— Begin Entries shown —
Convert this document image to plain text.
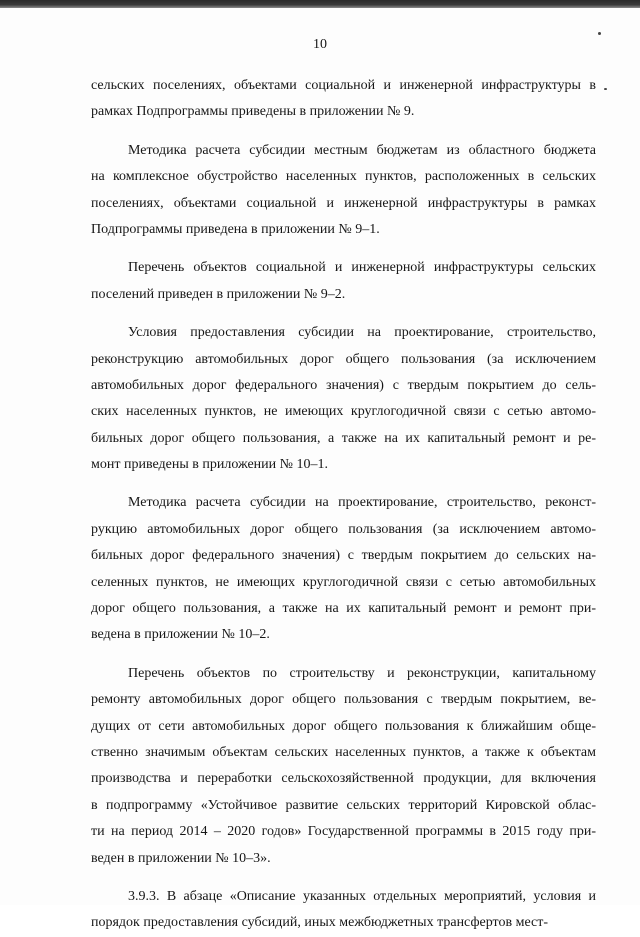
10
сельских поселениях, объектами социальной и инженерной инфраструктуры в
рамках Подпрограммы приведены в приложении № 9.
Методика расчета субсидии местным бюджетам из областного бюджета
на комплексное обустройство населенных пунктов, расположенных в сельских
поселениях, объектами социальной и инженерной инфраструктуры в рамках
Подпрограммы приведена в приложении № 9–1.
Перечень объектов социальной и инженерной инфраструктуры сельских
поселений приведен в приложении № 9–2.
Условия предоставления субсидии на проектирование, строительство,
реконструкцию автомобильных дорог общего пользования (за исключением
автомобильных дорог федерального значения) с твердым покрытием до сель-
ских населенных пунктов, не имеющих круглогодичной связи с сетью автомо-
бильных дорог общего пользования, а также на их капитальный ремонт и ре-
монт приведены в приложении № 10–1.
Методика расчета субсидии на проектирование, строительство, реконст-
рукцию автомобильных дорог общего пользования (за исключением автомо-
бильных дорог федерального значения) с твердым покрытием до сельских на-
селенных пунктов, не имеющих круглогодичной связи с сетью автомобильных
дорог общего пользования, а также на их капитальный ремонт и ремонт при-
ведена в приложении № 10–2.
Перечень объектов по строительству и реконструкции, капитальному
ремонту автомобильных дорог общего пользования с твердым покрытием, ве-
дущих от сети автомобильных дорог общего пользования к ближайшим обще-
ственно значимым объектам сельских населенных пунктов, а также к объектам
производства и переработки сельскохозяйственной продукции, для включения
в подпрограмму «Устойчивое развитие сельских территорий Кировской облас-
ти на период 2014 – 2020 годов» Государственной программы в 2015 году при-
веден в приложении № 10–3».
3.9.3. В абзаце «Описание указанных отдельных мероприятий, условия и
порядок предоставления субсидий, иных межбюджетных трансфертов мест-
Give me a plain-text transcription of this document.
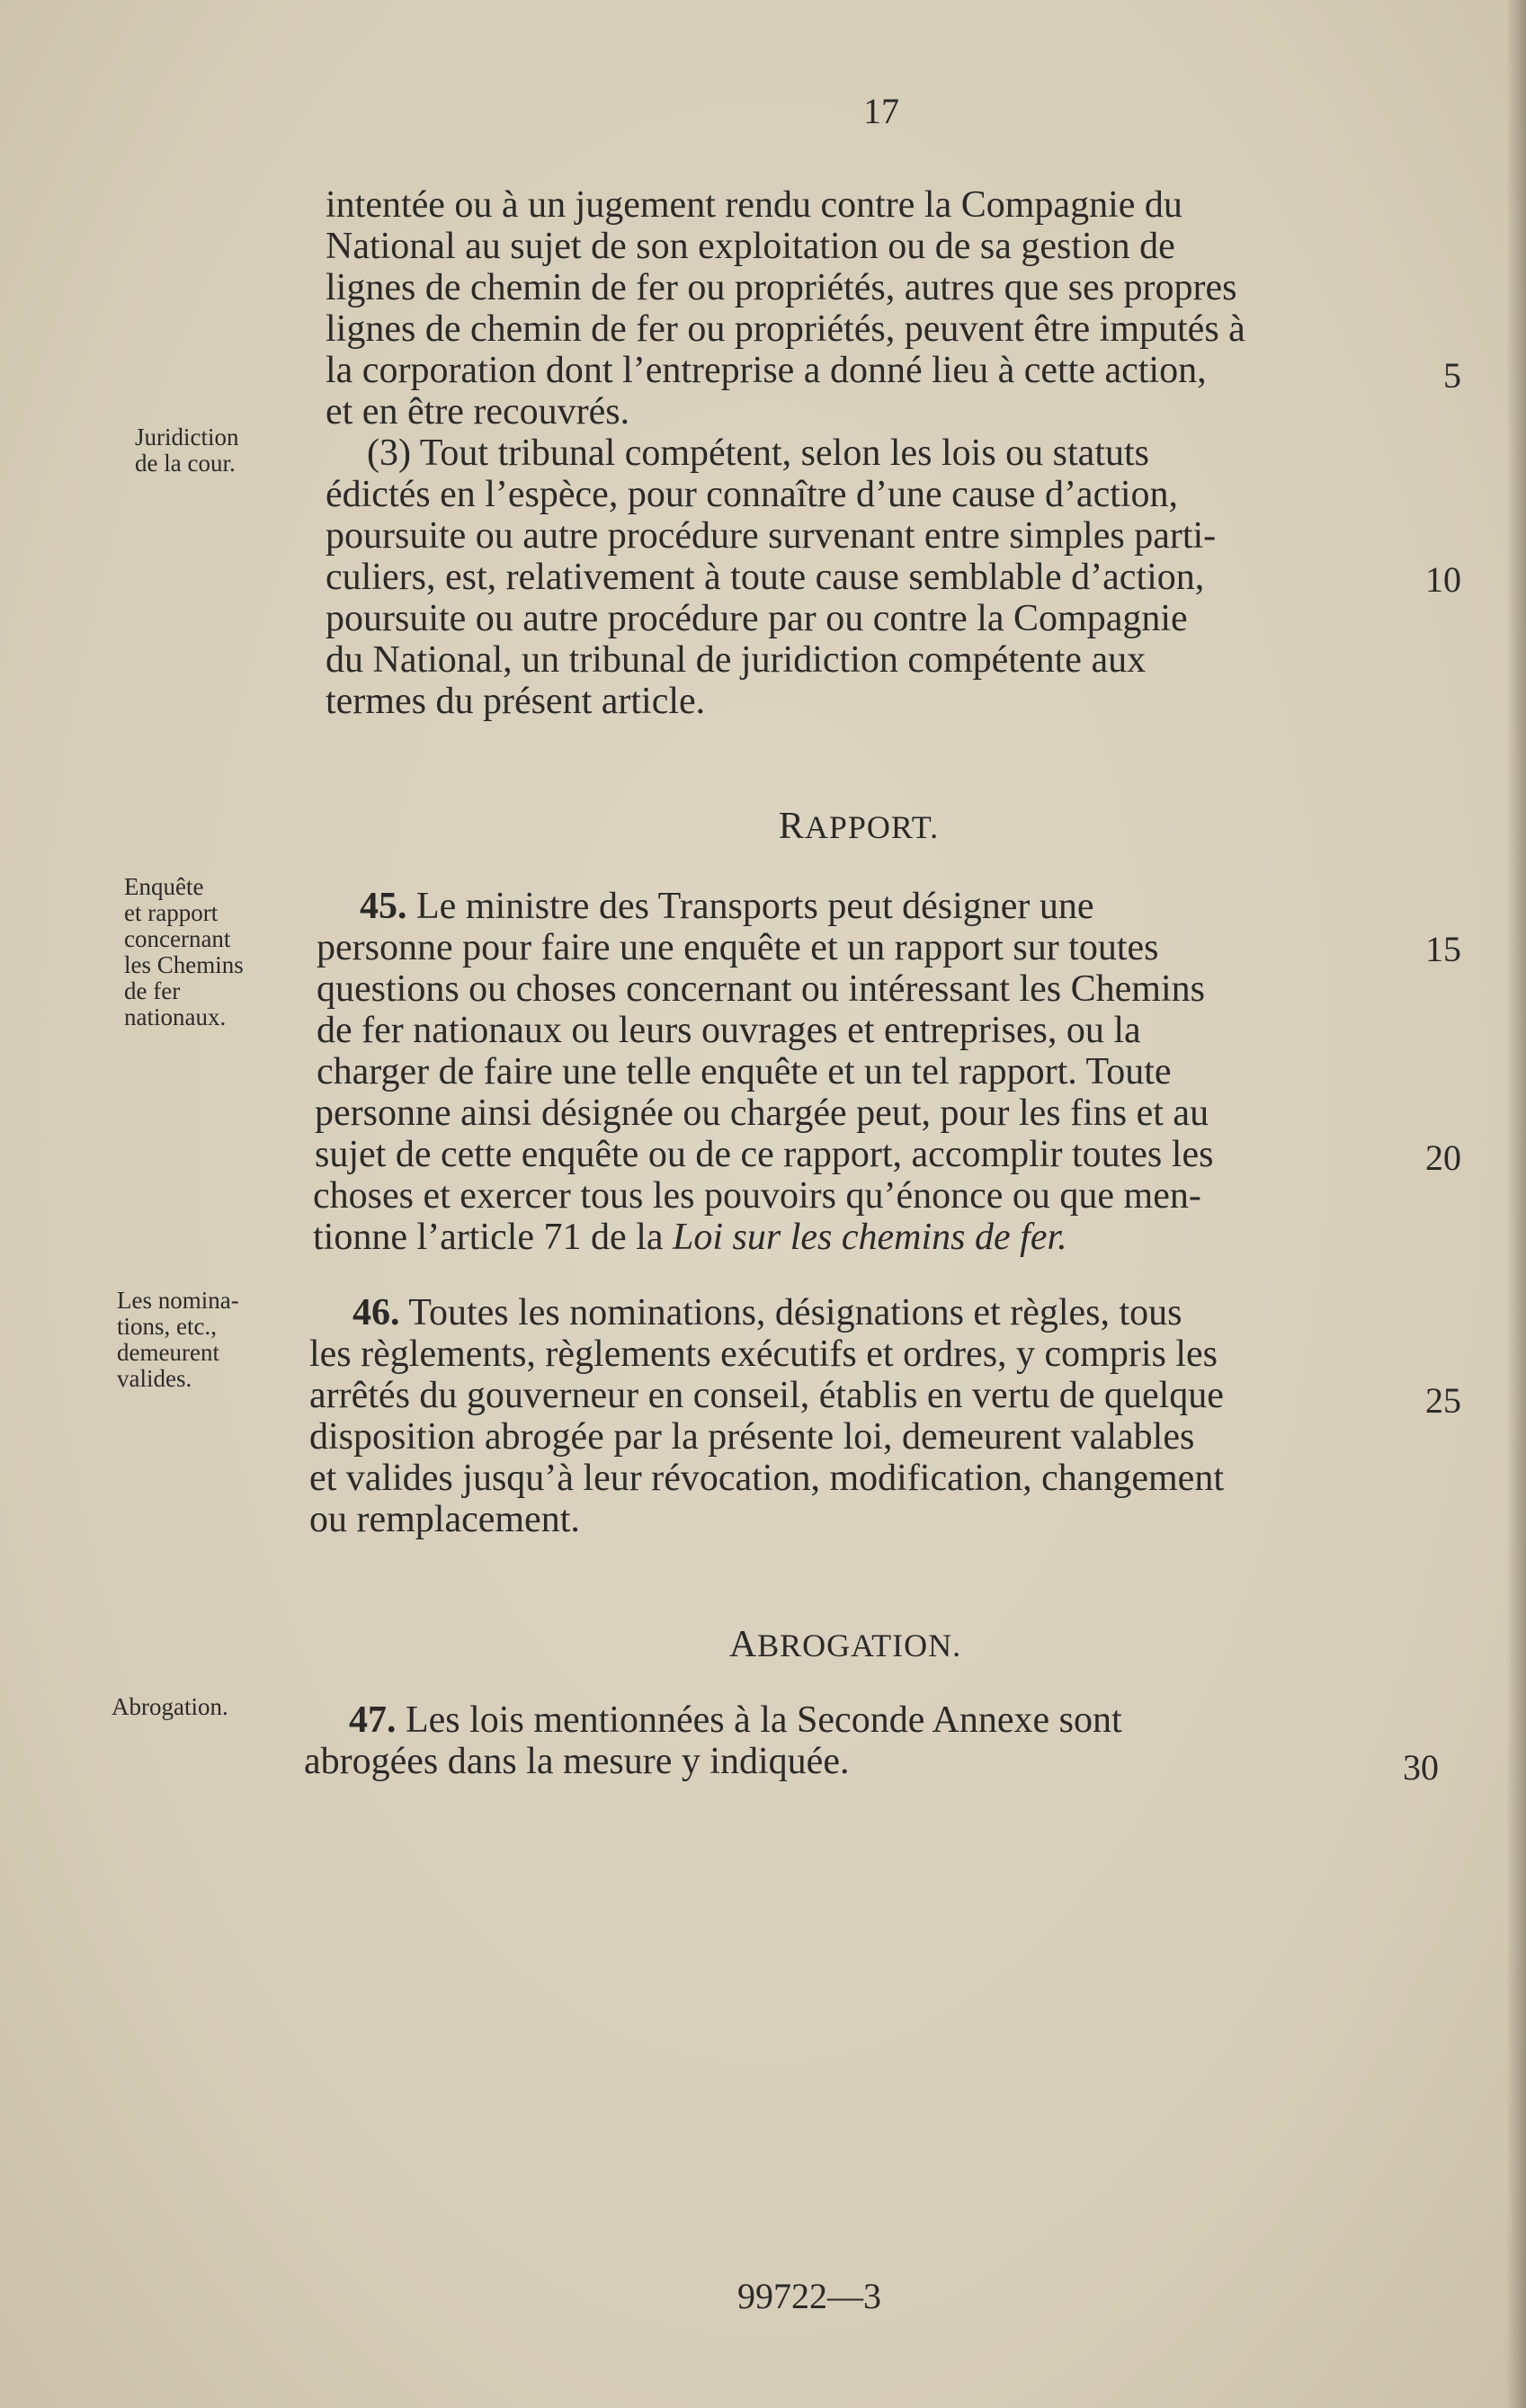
17
Juridiction
de la cour.
Enquête
et rapport
concernant
les Chemins
de fer
nationaux.
Les nomina-
tions, etc.,
demeurent
valides.
Abrogation.
intentée ou à un jugement rendu contre la Compagnie du
National au sujet de son exploitation ou de sa gestion de
lignes de chemin de fer ou propriétés, autres que ses propres
lignes de chemin de fer ou propriétés, peuvent être imputés à
la corporation dont l’entreprise a donné lieu à cette action,
et en être recouvrés.
(3) Tout tribunal compétent, selon les lois ou statuts
édictés en l’espèce, pour connaître d’une cause d’action,
poursuite ou autre procédure survenant entre simples parti-
culiers, est, relativement à toute cause semblable d’action,
poursuite ou autre procédure par ou contre la Compagnie
du National, un tribunal de juridiction compétente aux
termes du présent article.
RAPPORT.
45. Le ministre des Transports peut désigner une
personne pour faire une enquête et un rapport sur toutes
questions ou choses concernant ou intéressant les Chemins
de fer nationaux ou leurs ouvrages et entreprises, ou la
charger de faire une telle enquête et un tel rapport. Toute
personne ainsi désignée ou chargée peut, pour les fins et au
sujet de cette enquête ou de ce rapport, accomplir toutes les
choses et exercer tous les pouvoirs qu’énonce ou que men-
tionne l’article 71 de la Loi sur les chemins de fer.
46. Toutes les nominations, désignations et règles, tous
les règlements, règlements exécutifs et ordres, y compris les
arrêtés du gouverneur en conseil, établis en vertu de quelque
disposition abrogée par la présente loi, demeurent valables
et valides jusqu’à leur révocation, modification, changement
ou remplacement.
ABROGATION.
47. Les lois mentionnées à la Seconde Annexe sont
abrogées dans la mesure y indiquée.
5
10
15
20
25
30
99722—3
— End Entries shown —
■ Task details
Copy every line above that includes the string "капитальный".

■ Completed task
бильных дорог общего пользования, а также на их капитальный ремонт и ре-
дорог общего пользования, а также на их капитальный ремонт и ремонт при-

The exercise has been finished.